### Instructions to follow
Go through the records and copy each line where the word "muhim" occurs.

### Dataset content
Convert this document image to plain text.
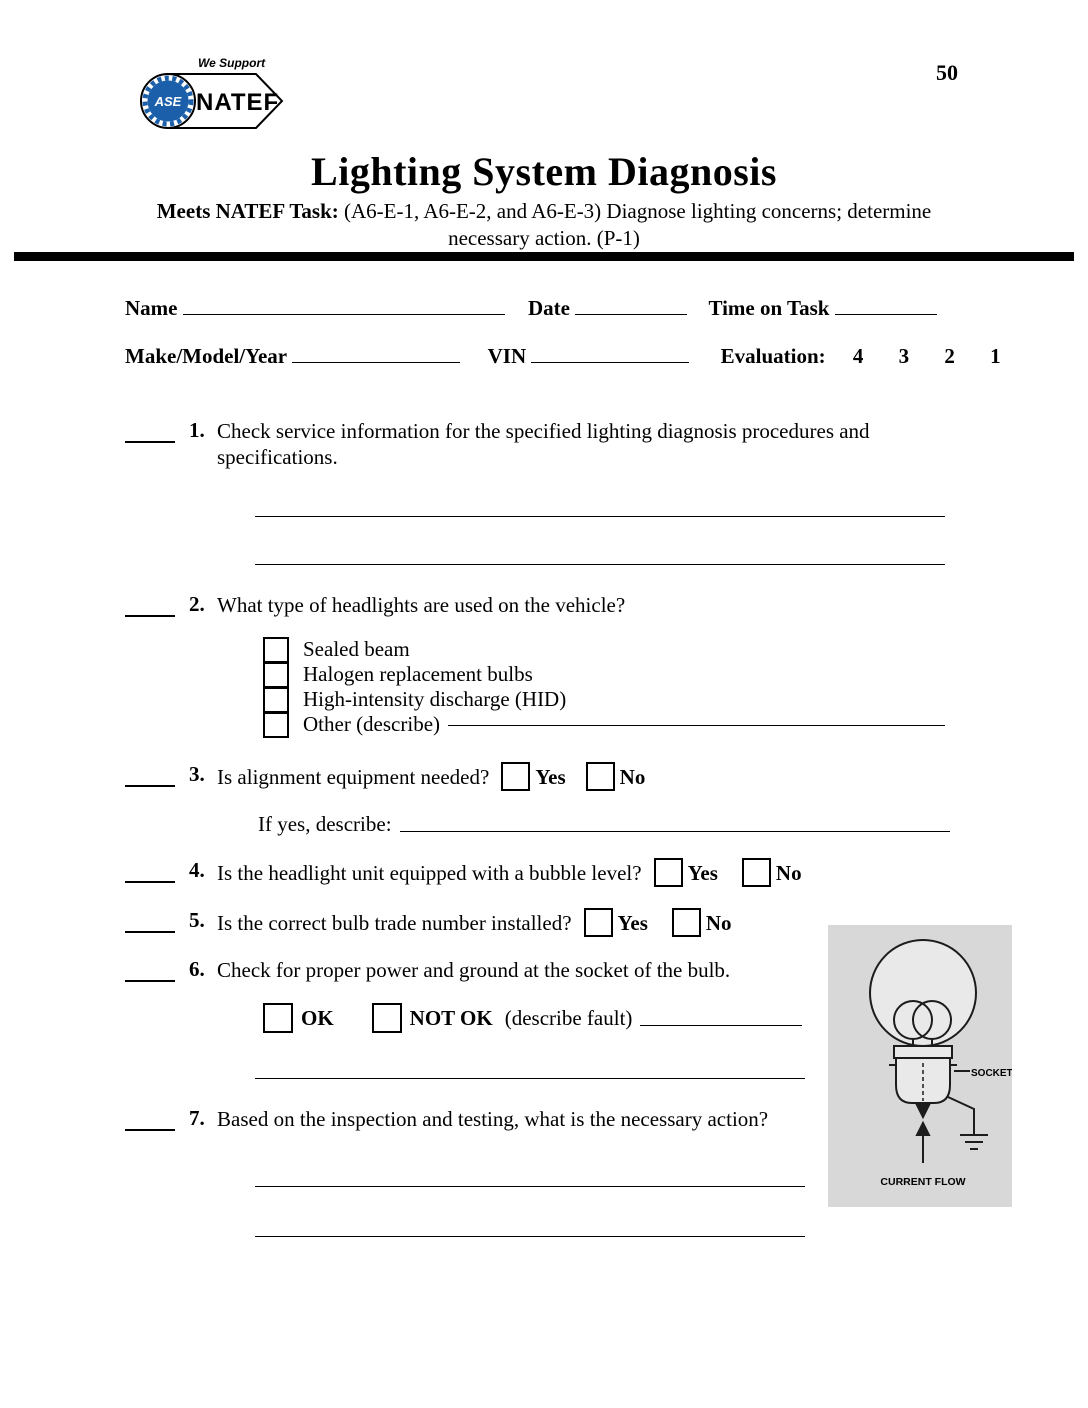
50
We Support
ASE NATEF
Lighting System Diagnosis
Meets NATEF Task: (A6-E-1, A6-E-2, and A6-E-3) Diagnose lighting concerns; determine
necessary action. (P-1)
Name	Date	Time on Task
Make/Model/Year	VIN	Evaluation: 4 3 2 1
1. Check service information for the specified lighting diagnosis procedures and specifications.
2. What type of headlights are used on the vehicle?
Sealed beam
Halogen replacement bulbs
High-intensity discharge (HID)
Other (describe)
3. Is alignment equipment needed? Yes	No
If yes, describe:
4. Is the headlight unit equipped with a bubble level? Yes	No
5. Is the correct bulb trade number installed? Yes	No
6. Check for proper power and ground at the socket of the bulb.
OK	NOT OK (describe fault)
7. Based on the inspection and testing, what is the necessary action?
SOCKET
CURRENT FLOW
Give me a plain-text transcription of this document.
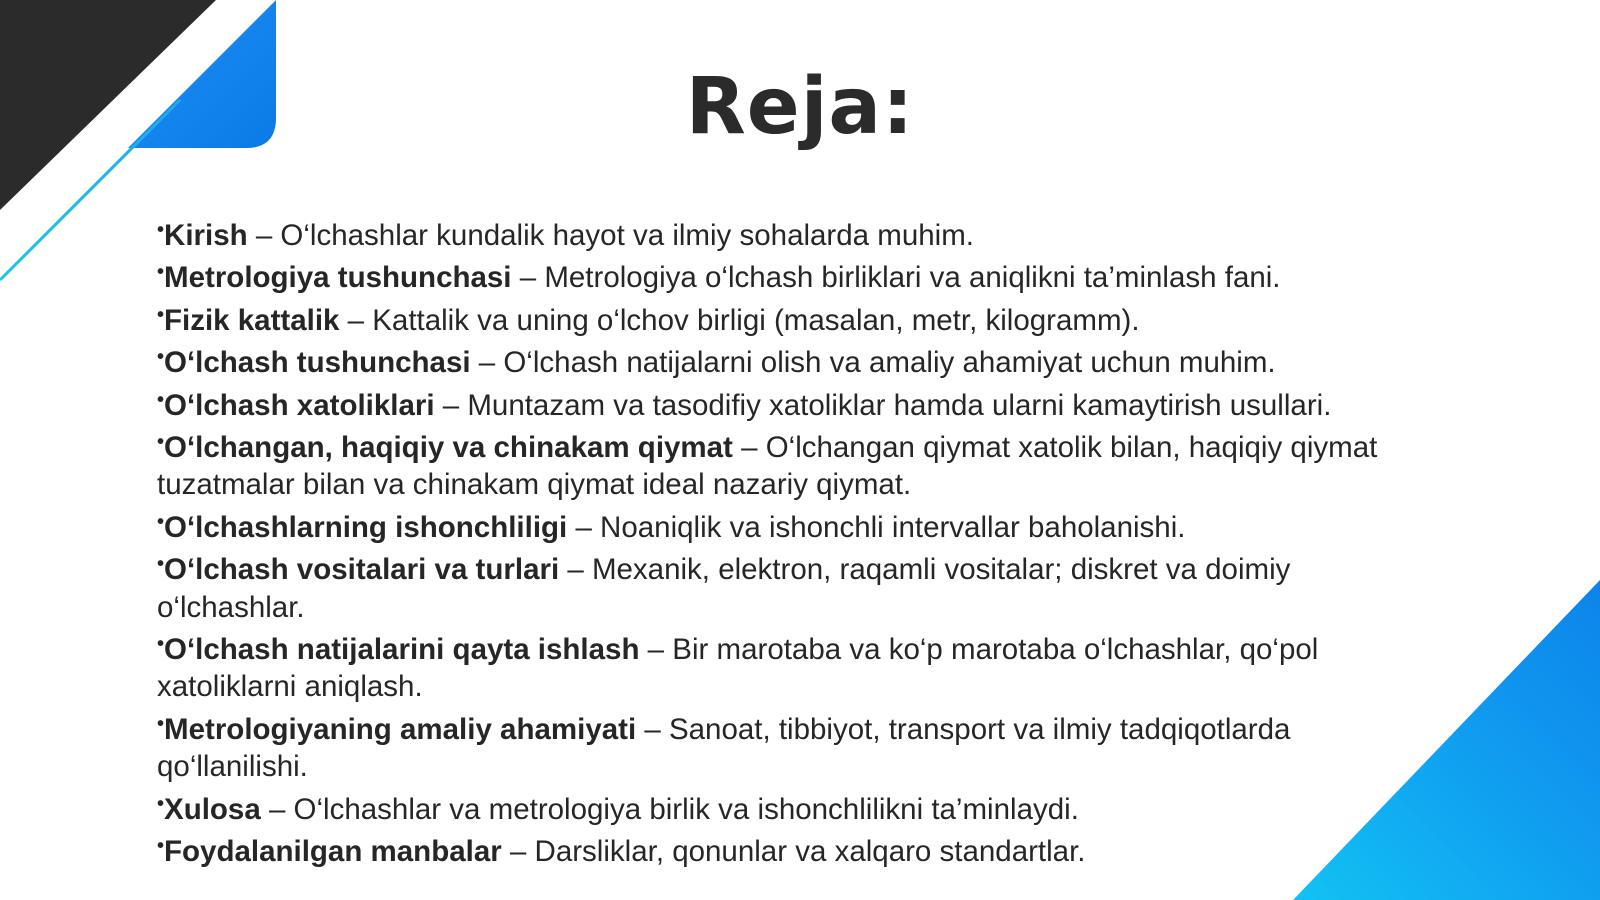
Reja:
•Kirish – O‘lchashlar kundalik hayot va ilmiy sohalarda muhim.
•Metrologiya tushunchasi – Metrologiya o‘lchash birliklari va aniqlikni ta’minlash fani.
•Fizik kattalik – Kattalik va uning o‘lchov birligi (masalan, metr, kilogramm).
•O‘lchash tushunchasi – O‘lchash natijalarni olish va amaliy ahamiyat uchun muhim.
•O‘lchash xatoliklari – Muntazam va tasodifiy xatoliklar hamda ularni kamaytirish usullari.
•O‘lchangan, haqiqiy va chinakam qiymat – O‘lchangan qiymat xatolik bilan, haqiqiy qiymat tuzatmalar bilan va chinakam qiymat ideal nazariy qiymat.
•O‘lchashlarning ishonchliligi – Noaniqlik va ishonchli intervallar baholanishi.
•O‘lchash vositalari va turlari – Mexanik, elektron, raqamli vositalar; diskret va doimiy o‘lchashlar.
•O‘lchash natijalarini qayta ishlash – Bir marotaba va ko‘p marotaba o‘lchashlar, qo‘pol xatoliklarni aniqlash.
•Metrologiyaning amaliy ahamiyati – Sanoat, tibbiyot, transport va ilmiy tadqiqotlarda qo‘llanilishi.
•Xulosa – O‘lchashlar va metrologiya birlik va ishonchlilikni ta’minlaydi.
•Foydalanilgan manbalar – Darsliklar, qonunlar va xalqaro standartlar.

--

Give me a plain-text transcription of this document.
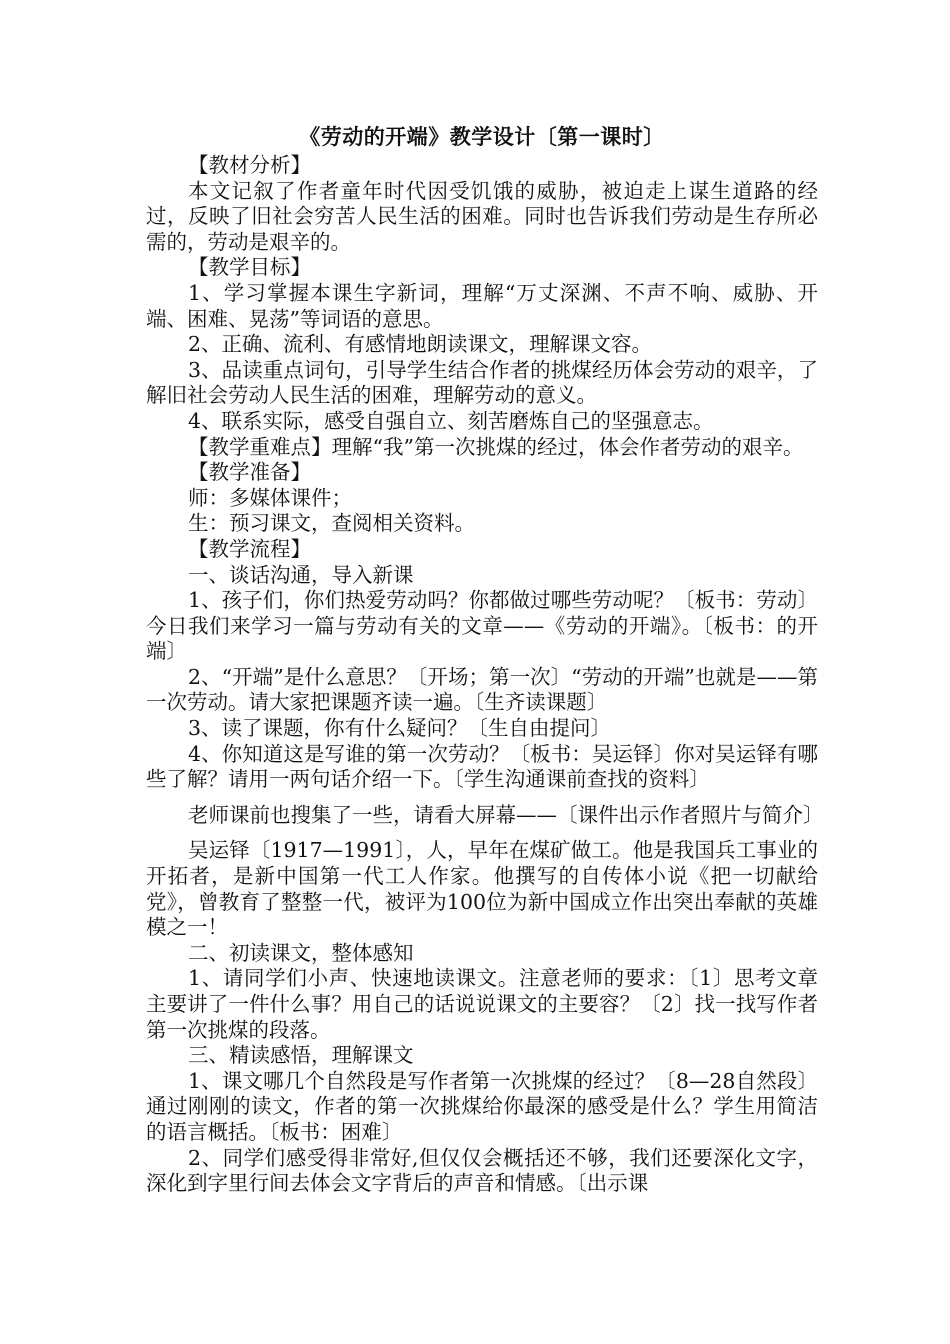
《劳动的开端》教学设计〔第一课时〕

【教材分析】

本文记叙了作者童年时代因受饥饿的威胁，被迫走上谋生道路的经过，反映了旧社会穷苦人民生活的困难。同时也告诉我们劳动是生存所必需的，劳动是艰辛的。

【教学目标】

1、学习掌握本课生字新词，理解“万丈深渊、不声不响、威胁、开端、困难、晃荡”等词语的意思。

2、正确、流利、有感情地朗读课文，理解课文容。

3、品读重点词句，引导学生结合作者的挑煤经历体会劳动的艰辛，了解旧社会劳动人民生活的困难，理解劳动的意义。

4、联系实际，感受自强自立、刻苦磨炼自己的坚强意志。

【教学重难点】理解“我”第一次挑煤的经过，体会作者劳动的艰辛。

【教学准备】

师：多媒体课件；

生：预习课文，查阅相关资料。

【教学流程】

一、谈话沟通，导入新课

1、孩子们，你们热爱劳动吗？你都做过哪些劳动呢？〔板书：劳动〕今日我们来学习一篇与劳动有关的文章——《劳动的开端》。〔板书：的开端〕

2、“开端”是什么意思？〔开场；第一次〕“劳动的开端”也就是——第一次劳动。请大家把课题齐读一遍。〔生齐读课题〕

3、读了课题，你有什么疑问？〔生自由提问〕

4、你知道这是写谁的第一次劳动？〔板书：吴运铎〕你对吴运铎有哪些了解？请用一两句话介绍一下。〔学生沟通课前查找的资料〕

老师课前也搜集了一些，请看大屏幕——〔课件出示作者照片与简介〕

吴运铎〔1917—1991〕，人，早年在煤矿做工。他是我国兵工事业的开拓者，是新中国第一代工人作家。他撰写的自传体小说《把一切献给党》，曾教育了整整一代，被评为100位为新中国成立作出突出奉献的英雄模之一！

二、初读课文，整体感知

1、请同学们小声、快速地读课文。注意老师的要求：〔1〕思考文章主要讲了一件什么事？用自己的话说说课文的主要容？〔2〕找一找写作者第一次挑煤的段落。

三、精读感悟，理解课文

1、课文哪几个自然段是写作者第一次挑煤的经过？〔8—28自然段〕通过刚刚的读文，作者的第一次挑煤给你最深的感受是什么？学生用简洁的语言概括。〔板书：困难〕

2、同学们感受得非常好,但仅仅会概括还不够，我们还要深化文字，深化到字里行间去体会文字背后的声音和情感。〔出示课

### Finished task
•Kirish – O‘lchashlar kundalik hayot va ilmiy sohalarda muhim.
•O‘lchash tushunchasi – O‘lchash natijalarni olish va amaliy ahamiyat uchun muhim.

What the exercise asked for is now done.